## The exercise
Please give the listing again, word for word, with nothing left out.

## Records from a collection
-- BEGIN --

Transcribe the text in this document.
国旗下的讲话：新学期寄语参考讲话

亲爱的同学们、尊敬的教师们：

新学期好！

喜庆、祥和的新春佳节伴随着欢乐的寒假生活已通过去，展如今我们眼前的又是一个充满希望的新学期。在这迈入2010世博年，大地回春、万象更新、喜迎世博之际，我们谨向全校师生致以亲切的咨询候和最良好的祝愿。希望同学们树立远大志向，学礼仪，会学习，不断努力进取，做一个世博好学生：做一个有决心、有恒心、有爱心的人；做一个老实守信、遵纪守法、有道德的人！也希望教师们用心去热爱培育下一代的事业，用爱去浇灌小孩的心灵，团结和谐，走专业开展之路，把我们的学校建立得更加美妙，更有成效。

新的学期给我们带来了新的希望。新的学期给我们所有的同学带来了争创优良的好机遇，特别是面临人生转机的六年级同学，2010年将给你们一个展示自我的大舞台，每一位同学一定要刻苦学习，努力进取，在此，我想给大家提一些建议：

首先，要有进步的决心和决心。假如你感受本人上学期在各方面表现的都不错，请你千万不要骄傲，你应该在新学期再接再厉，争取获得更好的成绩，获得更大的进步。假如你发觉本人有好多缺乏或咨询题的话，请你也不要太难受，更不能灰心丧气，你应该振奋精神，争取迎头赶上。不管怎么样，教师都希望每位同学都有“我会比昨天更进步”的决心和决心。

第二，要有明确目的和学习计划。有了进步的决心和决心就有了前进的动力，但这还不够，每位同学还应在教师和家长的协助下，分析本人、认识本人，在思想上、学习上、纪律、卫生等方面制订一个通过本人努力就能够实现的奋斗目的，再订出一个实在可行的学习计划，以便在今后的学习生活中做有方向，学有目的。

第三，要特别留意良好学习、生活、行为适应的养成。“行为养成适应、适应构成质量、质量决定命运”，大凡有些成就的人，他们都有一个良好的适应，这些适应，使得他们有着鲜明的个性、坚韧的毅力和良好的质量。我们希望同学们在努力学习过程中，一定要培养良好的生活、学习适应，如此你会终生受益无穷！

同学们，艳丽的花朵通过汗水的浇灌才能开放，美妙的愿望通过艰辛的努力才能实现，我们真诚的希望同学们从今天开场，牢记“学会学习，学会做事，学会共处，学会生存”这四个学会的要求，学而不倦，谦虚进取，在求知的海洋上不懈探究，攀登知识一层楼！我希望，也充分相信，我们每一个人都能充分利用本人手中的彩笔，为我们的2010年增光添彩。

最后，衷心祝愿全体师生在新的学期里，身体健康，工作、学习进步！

-- END --

## Reply
Transcribe the text in this document.
国旗下的讲话：新学期寄语参考讲话

亲爱的同学们、尊敬的教师们：

新学期好！

喜庆、祥和的新春佳节伴随着欢乐的寒假生活已通过去，展如今我们眼前的又是一个充满希望的新学期。在这迈入2010世博年，大地回春、万象更新、喜迎世博之际，我们谨向全校师生致以亲切的咨询候和最良好的祝愿。希望同学们树立远大志向，学礼仪，会学习，不断努力进取，做一个世博好学生：做一个有决心、有恒心、有爱心的人；做一个老实守信、遵纪守法、有道德的人！也希望教师们用心去热爱培育下一代的事业，用爱去浇灌小孩的心灵，团结和谐，走专业开展之路，把我们的学校建立得更加美妙，更有成效。

新的学期给我们带来了新的希望。新的学期给我们所有的同学带来了争创优良的好机遇，特别是面临人生转机的六年级同学，2010年将给你们一个展示自我的大舞台，每一位同学一定要刻苦学习，努力进取，在此，我想给大家提一些建议：

首先，要有进步的决心和决心。假如你感受本人上学期在各方面表现的都不错，请你千万不要骄傲，你应该在新学期再接再厉，争取获得更好的成绩，获得更大的进步。假如你发觉本人有好多缺乏或咨询题的话，请你也不要太难受，更不能灰心丧气，你应该振奋精神，争取迎头赶上。不管怎么样，教师都希望每位同学都有“我会比昨天更进步”的决心和决心。

第二，要有明确目的和学习计划。有了进步的决心和决心就有了前进的动力，但这还不够，每位同学还应在教师和家长的协助下，分析本人、认识本人，在思想上、学习上、纪律、卫生等方面制订一个通过本人努力就能够实现的奋斗目的，再订出一个实在可行的学习计划，以便在今后的学习生活中做有方向，学有目的。

第三，要特别留意良好学习、生活、行为适应的养成。“行为养成适应、适应构成质量、质量决定命运”，大凡有些成就的人，他们都有一个良好的适应，这些适应，使得他们有着鲜明的个性、坚韧的毅力和良好的质量。我们希望同学们在努力学习过程中，一定要培养良好的生活、学习适应，如此你会终生受益无穷！

同学们，艳丽的花朵通过汗水的浇灌才能开放，美妙的愿望通过艰辛的努力才能实现，我们真诚的希望同学们从今天开场，牢记“学会学习，学会做事，学会共处，学会生存”这四个学会的要求，学而不倦，谦虚进取，在求知的海洋上不懈探究，攀登知识一层楼！我希望，也充分相信，我们每一个人都能充分利用本人手中的彩笔，为我们的2010年增光添彩。

最后，衷心祝愿全体师生在新的学期里，身体健康，工作、学习进步！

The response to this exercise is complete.